Saved entries:
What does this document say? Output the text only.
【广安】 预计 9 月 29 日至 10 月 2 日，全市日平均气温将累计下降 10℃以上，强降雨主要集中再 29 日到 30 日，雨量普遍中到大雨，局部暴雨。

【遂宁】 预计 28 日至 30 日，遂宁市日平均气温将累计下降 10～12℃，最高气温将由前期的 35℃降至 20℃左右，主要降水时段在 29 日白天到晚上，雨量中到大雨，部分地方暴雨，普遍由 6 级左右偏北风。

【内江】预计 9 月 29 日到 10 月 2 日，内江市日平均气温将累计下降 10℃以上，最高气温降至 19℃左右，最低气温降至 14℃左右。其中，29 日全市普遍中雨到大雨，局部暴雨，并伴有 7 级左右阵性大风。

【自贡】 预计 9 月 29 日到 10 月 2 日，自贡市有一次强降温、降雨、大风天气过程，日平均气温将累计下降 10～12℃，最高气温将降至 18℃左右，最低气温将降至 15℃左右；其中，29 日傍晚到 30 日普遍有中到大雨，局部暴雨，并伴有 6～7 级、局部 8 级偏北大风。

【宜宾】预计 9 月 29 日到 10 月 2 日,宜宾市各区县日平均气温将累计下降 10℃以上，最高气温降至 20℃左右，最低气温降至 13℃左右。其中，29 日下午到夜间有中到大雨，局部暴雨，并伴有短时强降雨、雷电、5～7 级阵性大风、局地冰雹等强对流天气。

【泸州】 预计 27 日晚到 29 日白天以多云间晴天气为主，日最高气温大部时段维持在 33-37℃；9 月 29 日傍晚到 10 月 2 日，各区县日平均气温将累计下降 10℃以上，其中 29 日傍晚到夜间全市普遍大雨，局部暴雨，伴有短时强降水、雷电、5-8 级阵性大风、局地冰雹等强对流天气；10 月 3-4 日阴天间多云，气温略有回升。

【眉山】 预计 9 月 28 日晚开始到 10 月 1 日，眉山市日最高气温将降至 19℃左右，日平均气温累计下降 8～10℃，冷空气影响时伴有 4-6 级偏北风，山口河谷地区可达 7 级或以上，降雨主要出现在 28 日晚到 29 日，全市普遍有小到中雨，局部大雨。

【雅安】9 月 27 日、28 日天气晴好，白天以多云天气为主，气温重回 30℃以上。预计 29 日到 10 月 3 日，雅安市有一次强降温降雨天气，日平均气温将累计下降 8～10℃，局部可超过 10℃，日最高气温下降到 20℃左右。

Requirements: In the entries above, identify every line with the word "局地冰雹等强对流天气". Copy those lines.

Full solution:
【宜宾】预计 9 月 29 日到 10 月 2 日,宜宾市各区县日平均气温将累计下降 10℃以上，最高气温降至 20℃左右，最低气温降至 13℃左右。其中，29 日下午到夜间有中到大雨，局部暴雨，并伴有短时强降雨、雷电、5～7 级阵性大风、局地冰雹等强对流天气。
【泸州】 预计 27 日晚到 29 日白天以多云间晴天气为主，日最高气温大部时段维持在 33-37℃；9 月 29 日傍晚到 10 月 2 日，各区县日平均气温将累计下降 10℃以上，其中 29 日傍晚到夜间全市普遍大雨，局部暴雨，伴有短时强降水、雷电、5-8 级阵性大风、局地冰雹等强对流天气；10 月 3-4 日阴天间多云，气温略有回升。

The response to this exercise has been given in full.